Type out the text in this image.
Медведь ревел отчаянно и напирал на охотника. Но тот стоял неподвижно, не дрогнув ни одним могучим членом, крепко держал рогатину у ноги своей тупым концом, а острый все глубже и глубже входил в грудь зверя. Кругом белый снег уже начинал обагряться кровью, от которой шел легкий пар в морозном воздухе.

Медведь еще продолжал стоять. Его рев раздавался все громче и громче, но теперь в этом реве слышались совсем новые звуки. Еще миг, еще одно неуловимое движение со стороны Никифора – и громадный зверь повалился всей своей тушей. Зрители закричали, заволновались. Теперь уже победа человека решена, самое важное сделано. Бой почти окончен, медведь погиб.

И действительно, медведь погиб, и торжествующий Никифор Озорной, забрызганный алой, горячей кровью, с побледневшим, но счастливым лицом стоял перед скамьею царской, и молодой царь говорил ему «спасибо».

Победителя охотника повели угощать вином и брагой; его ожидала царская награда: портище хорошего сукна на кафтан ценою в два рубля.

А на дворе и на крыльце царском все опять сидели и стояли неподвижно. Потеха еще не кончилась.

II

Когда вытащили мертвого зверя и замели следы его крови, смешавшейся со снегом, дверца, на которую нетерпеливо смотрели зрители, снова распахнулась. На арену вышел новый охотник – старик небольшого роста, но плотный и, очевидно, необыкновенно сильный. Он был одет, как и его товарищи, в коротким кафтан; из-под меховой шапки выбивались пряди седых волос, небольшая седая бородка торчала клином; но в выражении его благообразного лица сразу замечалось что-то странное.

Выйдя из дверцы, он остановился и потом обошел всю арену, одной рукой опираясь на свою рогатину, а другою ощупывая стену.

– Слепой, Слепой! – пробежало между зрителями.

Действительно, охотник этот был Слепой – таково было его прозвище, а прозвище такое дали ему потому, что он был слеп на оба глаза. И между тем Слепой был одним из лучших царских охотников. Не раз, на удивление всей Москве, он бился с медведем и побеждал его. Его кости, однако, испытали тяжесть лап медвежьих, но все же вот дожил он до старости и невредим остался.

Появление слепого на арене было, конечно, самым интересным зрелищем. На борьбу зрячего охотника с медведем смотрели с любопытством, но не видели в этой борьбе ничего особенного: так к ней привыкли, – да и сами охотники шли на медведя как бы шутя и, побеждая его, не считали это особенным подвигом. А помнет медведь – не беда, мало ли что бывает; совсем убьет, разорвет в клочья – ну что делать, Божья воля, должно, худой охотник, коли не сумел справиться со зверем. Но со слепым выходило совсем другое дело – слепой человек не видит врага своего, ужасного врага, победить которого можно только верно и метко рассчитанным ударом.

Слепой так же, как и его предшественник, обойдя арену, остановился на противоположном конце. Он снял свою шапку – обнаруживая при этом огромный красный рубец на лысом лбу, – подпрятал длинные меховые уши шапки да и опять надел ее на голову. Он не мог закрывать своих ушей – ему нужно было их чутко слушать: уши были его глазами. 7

○ ○ ○

**Job**. Copy out every line of the listing that contains the string "между".

**Solved exercise**.
– Слепой, Слепой! – пробежало между зрителями.
Действительно, охотник этот был Слепой – таково было его прозвище, а прозвище такое дали ему потому, что он был слеп на оба глаза. И между тем Слепой был одним из лучших царских охотников. Не раз, на удивление всей Москве, он бился с медведем и побеждал его. Его кости, однако, испытали тяжесть лап медвежьих, но все же вот дожил он до старости и невредим остался.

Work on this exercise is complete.